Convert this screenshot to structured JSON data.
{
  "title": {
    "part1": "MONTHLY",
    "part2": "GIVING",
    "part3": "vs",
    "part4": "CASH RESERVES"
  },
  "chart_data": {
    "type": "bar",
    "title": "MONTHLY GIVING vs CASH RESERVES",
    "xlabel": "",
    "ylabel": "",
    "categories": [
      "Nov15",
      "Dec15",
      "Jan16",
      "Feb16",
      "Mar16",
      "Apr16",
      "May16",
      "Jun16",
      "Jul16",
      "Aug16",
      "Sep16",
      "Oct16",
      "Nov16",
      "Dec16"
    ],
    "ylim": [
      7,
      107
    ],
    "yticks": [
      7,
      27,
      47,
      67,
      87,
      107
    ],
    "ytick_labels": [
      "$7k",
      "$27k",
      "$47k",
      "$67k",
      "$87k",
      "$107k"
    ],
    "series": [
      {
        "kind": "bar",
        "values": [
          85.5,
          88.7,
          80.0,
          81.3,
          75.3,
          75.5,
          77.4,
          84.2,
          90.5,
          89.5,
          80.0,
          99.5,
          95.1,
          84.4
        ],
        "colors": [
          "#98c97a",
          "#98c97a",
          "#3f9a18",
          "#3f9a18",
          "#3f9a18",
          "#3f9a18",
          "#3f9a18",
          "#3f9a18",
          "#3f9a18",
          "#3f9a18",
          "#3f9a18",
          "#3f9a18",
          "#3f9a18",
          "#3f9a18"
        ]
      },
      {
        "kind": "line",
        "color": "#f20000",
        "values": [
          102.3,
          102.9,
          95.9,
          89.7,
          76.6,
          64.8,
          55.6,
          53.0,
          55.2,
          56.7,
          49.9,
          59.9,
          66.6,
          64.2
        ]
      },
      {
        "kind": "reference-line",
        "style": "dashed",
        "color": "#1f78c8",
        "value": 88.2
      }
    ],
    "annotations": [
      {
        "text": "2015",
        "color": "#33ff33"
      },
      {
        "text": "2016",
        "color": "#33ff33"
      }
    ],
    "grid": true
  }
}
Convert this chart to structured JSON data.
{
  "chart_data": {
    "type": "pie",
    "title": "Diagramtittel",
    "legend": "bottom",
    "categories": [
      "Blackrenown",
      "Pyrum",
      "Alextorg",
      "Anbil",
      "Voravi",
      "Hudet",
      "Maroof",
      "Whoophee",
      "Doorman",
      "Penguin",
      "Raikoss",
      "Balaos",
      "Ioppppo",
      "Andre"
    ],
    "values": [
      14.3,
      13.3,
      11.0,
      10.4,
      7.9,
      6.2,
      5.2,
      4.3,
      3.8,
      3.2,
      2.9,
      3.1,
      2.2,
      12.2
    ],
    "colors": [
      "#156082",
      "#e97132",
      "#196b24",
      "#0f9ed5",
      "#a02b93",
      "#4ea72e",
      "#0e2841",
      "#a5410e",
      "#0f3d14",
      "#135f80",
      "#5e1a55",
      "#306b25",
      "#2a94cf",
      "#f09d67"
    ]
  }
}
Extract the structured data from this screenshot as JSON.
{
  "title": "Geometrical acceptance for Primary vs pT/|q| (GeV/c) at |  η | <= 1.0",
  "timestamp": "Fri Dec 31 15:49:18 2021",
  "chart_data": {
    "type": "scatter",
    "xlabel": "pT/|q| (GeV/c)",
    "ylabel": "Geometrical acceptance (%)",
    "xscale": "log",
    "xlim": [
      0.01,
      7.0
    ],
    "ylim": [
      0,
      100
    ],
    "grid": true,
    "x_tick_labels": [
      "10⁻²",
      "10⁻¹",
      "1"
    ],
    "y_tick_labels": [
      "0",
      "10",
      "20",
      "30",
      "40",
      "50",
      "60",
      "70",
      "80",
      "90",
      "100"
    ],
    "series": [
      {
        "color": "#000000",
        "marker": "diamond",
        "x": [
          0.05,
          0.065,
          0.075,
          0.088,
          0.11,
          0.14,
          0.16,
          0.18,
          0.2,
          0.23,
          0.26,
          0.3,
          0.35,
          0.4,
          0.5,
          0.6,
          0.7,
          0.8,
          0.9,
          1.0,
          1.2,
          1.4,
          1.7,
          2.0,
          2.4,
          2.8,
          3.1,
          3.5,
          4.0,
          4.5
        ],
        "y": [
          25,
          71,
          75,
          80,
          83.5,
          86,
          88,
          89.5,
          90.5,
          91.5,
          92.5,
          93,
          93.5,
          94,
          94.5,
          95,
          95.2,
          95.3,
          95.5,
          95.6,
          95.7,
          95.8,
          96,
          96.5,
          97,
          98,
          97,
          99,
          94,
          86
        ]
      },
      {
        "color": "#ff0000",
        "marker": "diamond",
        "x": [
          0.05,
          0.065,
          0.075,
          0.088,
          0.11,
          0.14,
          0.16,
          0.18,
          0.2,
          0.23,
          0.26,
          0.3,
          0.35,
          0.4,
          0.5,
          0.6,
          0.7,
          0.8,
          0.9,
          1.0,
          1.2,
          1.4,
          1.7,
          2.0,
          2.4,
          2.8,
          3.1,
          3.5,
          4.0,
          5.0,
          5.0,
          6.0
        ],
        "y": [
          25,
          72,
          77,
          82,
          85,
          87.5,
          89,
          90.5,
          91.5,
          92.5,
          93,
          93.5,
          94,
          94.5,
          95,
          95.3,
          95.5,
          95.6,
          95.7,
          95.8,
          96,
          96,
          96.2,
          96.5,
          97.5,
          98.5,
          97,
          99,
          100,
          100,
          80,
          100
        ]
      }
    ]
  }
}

────────

Identify each line of the material where the word "acceptance" shows up, and copy it.

  "title": "Geometrical acceptance for Primary vs pT/|q| (GeV/c) at |  η | <= 1.0",
    "ylabel": "Geometrical acceptance (%)",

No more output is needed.